Stated problem »
Retype each line exactly. Skip images.

Stored data »
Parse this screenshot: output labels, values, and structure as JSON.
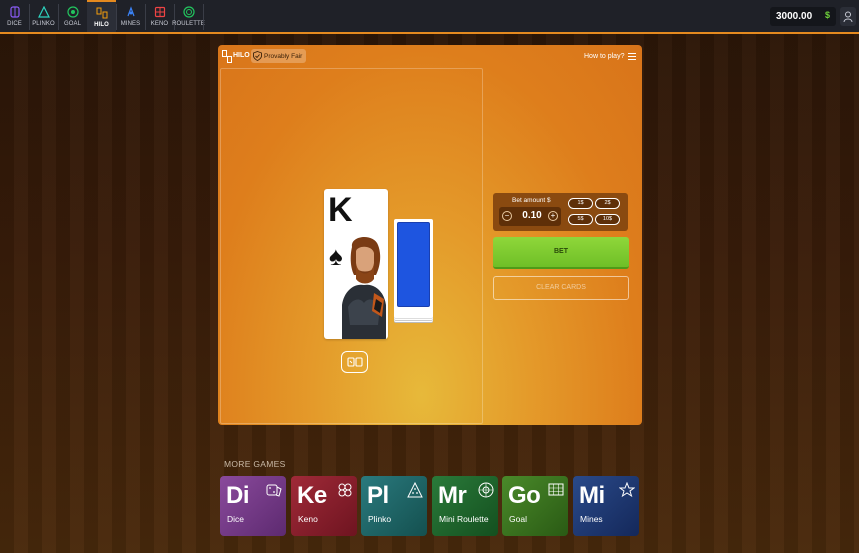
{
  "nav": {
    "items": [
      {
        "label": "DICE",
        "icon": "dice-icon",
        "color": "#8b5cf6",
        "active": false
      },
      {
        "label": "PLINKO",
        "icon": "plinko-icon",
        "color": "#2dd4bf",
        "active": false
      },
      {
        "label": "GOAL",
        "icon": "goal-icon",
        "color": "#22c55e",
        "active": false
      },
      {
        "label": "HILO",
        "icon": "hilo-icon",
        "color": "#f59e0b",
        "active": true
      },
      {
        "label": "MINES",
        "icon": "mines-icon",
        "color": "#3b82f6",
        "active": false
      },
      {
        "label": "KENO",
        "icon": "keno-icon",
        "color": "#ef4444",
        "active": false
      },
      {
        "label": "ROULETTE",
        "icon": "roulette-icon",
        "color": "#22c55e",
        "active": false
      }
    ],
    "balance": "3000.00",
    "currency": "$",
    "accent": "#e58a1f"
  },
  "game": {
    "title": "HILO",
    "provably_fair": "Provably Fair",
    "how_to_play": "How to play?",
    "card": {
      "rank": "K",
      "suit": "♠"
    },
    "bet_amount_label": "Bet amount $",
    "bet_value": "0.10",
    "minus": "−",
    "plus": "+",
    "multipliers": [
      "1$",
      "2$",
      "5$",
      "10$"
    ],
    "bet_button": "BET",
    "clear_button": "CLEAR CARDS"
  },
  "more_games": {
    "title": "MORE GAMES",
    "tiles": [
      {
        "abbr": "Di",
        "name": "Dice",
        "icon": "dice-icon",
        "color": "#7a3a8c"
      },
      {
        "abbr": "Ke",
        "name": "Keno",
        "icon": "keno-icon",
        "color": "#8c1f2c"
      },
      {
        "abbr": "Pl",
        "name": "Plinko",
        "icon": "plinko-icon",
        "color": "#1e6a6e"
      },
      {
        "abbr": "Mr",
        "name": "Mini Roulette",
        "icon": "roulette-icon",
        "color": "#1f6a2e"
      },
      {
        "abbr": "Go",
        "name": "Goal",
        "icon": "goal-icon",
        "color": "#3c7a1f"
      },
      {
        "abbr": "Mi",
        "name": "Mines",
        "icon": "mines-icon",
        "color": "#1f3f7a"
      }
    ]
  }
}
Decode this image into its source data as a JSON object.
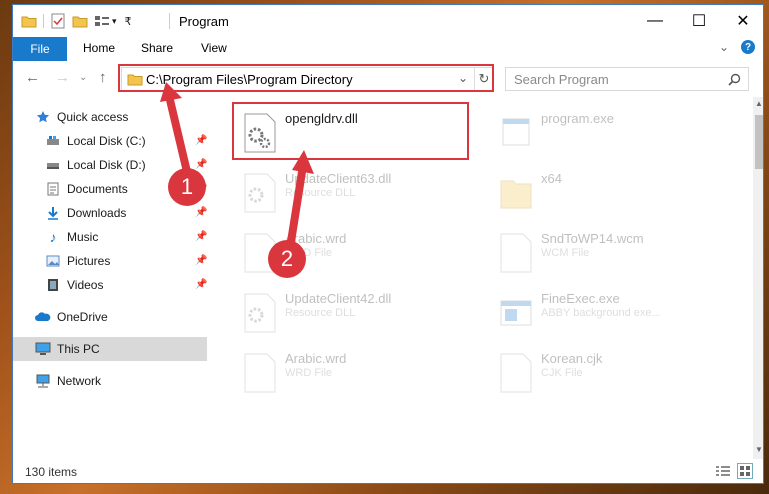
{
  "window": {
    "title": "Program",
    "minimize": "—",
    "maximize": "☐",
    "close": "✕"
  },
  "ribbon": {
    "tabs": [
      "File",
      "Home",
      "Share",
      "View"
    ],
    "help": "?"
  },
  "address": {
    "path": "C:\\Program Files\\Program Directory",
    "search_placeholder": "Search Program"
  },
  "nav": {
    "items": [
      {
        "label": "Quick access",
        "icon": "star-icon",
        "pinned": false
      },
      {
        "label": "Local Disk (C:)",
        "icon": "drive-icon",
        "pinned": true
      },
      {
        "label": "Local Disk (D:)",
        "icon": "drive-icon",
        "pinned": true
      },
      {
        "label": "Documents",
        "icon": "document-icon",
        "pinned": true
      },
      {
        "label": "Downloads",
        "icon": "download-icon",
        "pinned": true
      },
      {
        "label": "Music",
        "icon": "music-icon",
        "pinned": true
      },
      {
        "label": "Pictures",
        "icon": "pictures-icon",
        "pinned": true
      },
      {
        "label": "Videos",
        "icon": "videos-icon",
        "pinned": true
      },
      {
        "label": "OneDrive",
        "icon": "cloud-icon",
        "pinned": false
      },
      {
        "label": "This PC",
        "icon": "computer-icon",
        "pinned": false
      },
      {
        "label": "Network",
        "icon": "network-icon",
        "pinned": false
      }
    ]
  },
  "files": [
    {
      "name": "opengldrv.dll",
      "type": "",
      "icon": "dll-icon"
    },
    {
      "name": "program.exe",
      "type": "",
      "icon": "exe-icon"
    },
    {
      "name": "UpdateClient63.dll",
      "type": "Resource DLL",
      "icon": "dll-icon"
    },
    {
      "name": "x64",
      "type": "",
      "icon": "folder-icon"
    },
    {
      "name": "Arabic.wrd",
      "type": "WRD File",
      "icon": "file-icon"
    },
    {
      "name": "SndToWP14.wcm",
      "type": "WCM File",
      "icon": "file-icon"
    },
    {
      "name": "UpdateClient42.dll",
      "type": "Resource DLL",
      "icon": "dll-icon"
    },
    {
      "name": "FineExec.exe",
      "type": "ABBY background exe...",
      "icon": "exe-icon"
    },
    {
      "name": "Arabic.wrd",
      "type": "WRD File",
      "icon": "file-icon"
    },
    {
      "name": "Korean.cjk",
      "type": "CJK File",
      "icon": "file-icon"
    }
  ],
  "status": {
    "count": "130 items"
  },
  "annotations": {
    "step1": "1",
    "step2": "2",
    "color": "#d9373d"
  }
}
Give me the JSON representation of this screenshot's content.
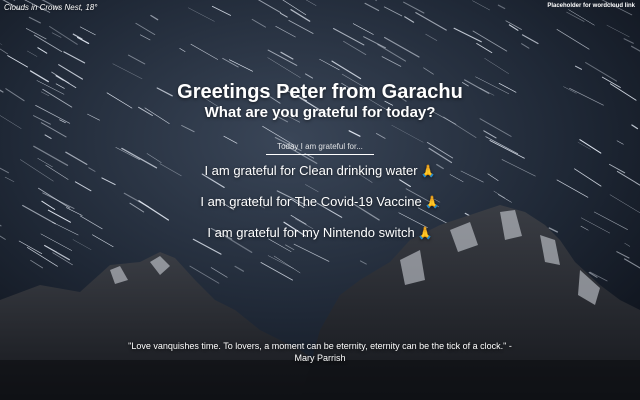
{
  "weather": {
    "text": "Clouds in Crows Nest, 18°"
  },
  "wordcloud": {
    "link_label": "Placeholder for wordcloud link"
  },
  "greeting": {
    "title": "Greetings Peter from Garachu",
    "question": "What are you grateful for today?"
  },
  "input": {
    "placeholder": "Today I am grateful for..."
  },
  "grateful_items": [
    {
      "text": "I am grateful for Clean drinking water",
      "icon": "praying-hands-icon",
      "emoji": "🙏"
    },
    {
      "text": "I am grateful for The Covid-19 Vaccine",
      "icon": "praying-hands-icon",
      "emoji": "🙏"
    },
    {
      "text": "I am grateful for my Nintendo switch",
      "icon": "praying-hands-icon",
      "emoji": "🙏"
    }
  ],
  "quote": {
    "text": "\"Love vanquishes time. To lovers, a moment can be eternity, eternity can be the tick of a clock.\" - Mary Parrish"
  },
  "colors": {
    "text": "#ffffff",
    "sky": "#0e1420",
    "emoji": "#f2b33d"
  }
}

Written solution »
Parse this screenshot: output labels, values, and structure as JSON.
{
  "nav": {
    "items": [
      {
        "label": "DICE",
        "icon": "dice-icon",
        "color": "#8b5cf6",
        "active": false
      },
      {
        "label": "PLINKO",
        "icon": "plinko-icon",
        "color": "#2dd4bf",
        "active": false
      },
      {
        "label": "GOAL",
        "icon": "goal-icon",
        "color": "#22c55e",
        "active": false
      },
      {
        "label": "HILO",
        "icon": "hilo-icon",
        "color": "#f59e0b",
        "active": true
      },
      {
        "label": "MINES",
        "icon": "mines-icon",
        "color": "#3b82f6",
        "active": false
      },
      {
        "label": "KENO",
        "icon": "keno-icon",
        "color": "#ef4444",
        "active": false
      },
      {
        "label": "ROULETTE",
        "icon": "roulette-icon",
        "color": "#22c55e",
        "active": false
      }
    ],
    "balance": "3000.00",
    "currency": "$",
    "accent": "#e58a1f"
  },
  "game": {
    "title": "HILO",
    "provably_fair": "Provably Fair",
    "how_to_play": "How to play?",
    "card": {
      "rank": "K",
      "suit": "♠"
    },
    "bet_amount_label": "Bet amount $",
    "bet_value": "0.10",
    "minus": "−",
    "plus": "+",
    "multipliers": [
      "1$",
      "2$",
      "5$",
      "10$"
    ],
    "bet_button": "BET",
    "clear_button": "CLEAR CARDS"
  },
  "more_games": {
    "title": "MORE GAMES",
    "tiles": [
      {
        "abbr": "Di",
        "name": "Dice",
        "icon": "dice-icon",
        "color": "#7a3a8c"
      },
      {
        "abbr": "Ke",
        "name": "Keno",
        "icon": "keno-icon",
        "color": "#8c1f2c"
      },
      {
        "abbr": "Pl",
        "name": "Plinko",
        "icon": "plinko-icon",
        "color": "#1e6a6e"
      },
      {
        "abbr": "Mr",
        "name": "Mini Roulette",
        "icon": "roulette-icon",
        "color": "#1f6a2e"
      },
      {
        "abbr": "Go",
        "name": "Goal",
        "icon": "goal-icon",
        "color": "#3c7a1f"
      },
      {
        "abbr": "Mi",
        "name": "Mines",
        "icon": "mines-icon",
        "color": "#1f3f7a"
      }
    ]
  }
}
Decode this image into its source data as a JSON object.
{
  "window": {
    "title": "Program",
    "minimize": "—",
    "maximize": "☐",
    "close": "✕"
  },
  "ribbon": {
    "tabs": [
      "File",
      "Home",
      "Share",
      "View"
    ],
    "help": "?"
  },
  "address": {
    "path": "C:\\Program Files\\Program Directory",
    "search_placeholder": "Search Program"
  },
  "nav": {
    "items": [
      {
        "label": "Quick access",
        "icon": "star-icon",
        "pinned": false
      },
      {
        "label": "Local Disk (C:)",
        "icon": "drive-icon",
        "pinned": true
      },
      {
        "label": "Local Disk (D:)",
        "icon": "drive-icon",
        "pinned": true
      },
      {
        "label": "Documents",
        "icon": "document-icon",
        "pinned": true
      },
      {
        "label": "Downloads",
        "icon": "download-icon",
        "pinned": true
      },
      {
        "label": "Music",
        "icon": "music-icon",
        "pinned": true
      },
      {
        "label": "Pictures",
        "icon": "pictures-icon",
        "pinned": true
      },
      {
        "label": "Videos",
        "icon": "videos-icon",
        "pinned": true
      },
      {
        "label": "OneDrive",
        "icon": "cloud-icon",
        "pinned": false
      },
      {
        "label": "This PC",
        "icon": "computer-icon",
        "pinned": false
      },
      {
        "label": "Network",
        "icon": "network-icon",
        "pinned": false
      }
    ]
  },
  "files": [
    {
      "name": "opengldrv.dll",
      "type": "",
      "icon": "dll-icon"
    },
    {
      "name": "program.exe",
      "type": "",
      "icon": "exe-icon"
    },
    {
      "name": "UpdateClient63.dll",
      "type": "Resource DLL",
      "icon": "dll-icon"
    },
    {
      "name": "x64",
      "type": "",
      "icon": "folder-icon"
    },
    {
      "name": "Arabic.wrd",
      "type": "WRD File",
      "icon": "file-icon"
    },
    {
      "name": "SndToWP14.wcm",
      "type": "WCM File",
      "icon": "file-icon"
    },
    {
      "name": "UpdateClient42.dll",
      "type": "Resource DLL",
      "icon": "dll-icon"
    },
    {
      "name": "FineExec.exe",
      "type": "ABBY background exe...",
      "icon": "exe-icon"
    },
    {
      "name": "Arabic.wrd",
      "type": "WRD File",
      "icon": "file-icon"
    },
    {
      "name": "Korean.cjk",
      "type": "CJK File",
      "icon": "file-icon"
    }
  ],
  "status": {
    "count": "130 items"
  },
  "annotations": {
    "step1": "1",
    "step2": "2",
    "color": "#d9373d"
  }
}
Give me the JSON representation of this screenshot's content.
{
  "weather": {
    "text": "Clouds in Crows Nest, 18°"
  },
  "wordcloud": {
    "link_label": "Placeholder for wordcloud link"
  },
  "greeting": {
    "title": "Greetings Peter from Garachu",
    "question": "What are you grateful for today?"
  },
  "input": {
    "placeholder": "Today I am grateful for..."
  },
  "grateful_items": [
    {
      "text": "I am grateful for Clean drinking water",
      "icon": "praying-hands-icon",
      "emoji": "🙏"
    },
    {
      "text": "I am grateful for The Covid-19 Vaccine",
      "icon": "praying-hands-icon",
      "emoji": "🙏"
    },
    {
      "text": "I am grateful for my Nintendo switch",
      "icon": "praying-hands-icon",
      "emoji": "🙏"
    }
  ],
  "quote": {
    "text": "\"Love vanquishes time. To lovers, a moment can be eternity, eternity can be the tick of a clock.\" - Mary Parrish"
  },
  "colors": {
    "text": "#ffffff",
    "sky": "#0e1420",
    "emoji": "#f2b33d"
  }
}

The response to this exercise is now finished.